Dataset items
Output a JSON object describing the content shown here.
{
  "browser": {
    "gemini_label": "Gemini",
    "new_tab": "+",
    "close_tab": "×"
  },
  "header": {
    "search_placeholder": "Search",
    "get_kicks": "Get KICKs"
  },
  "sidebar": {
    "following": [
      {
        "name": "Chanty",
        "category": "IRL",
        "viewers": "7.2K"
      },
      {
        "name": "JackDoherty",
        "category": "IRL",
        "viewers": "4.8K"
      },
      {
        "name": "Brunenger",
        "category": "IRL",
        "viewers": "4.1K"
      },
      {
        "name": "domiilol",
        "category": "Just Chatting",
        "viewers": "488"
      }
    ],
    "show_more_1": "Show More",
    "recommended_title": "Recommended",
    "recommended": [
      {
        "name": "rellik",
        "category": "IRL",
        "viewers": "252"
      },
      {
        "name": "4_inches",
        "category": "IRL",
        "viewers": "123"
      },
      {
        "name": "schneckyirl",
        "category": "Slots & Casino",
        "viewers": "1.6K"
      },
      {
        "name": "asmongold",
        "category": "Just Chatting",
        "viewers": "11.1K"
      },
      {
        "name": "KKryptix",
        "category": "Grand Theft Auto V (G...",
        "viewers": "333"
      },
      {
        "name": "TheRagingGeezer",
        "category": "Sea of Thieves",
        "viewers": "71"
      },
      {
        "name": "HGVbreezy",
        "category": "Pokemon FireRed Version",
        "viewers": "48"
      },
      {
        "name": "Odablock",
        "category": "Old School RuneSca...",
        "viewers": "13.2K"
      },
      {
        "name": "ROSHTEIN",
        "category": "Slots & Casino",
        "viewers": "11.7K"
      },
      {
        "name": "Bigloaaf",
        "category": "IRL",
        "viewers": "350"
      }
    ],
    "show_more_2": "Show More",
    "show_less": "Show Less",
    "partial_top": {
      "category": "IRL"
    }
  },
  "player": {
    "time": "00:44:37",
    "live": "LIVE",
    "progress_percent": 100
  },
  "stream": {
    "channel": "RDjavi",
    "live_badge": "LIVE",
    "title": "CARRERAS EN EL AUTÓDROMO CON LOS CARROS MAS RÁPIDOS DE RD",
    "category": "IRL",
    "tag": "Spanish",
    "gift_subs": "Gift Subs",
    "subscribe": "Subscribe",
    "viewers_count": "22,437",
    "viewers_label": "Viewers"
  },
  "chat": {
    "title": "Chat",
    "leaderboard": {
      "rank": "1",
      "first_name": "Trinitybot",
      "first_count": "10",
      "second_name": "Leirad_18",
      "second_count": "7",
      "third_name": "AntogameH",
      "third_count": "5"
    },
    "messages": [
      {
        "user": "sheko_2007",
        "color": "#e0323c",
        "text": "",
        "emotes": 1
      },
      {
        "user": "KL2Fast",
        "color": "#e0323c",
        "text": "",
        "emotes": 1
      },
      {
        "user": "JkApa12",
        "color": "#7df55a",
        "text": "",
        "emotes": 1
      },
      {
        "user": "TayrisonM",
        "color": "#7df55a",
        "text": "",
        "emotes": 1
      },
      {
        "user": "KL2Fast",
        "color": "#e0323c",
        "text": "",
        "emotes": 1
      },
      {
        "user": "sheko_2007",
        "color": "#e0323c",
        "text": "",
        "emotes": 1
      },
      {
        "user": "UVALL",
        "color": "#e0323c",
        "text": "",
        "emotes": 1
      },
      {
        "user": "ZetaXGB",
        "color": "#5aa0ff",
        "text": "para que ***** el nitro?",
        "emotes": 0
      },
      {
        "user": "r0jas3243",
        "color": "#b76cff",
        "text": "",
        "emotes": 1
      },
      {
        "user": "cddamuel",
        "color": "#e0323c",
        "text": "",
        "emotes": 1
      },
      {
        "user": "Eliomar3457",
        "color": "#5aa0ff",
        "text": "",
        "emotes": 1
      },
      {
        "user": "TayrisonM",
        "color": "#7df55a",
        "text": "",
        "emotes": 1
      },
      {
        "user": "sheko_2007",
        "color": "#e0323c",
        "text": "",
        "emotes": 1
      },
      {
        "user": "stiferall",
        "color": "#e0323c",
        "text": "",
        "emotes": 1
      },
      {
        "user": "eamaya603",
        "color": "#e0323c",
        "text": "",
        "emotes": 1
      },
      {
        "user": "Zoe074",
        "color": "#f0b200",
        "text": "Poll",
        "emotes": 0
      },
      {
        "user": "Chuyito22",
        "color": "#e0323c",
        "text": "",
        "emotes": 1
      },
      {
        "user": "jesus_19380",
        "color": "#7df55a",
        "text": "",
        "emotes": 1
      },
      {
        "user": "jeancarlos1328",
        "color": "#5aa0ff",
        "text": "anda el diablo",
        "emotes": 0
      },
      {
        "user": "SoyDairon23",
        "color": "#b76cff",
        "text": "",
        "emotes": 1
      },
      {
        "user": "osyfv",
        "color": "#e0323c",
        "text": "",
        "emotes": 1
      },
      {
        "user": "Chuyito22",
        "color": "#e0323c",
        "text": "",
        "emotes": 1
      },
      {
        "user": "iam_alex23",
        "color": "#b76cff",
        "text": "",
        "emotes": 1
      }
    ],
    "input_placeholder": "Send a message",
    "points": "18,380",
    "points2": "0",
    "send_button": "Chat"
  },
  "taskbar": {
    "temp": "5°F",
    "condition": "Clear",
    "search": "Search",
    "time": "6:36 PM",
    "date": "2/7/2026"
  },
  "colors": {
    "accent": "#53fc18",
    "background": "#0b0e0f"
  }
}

_WHAT TO WORK ON_.
Extract each line holding the word "Search" from the records.

_EXPECTED ANSWER_.
    "search_placeholder": "Search",
    "search": "Search",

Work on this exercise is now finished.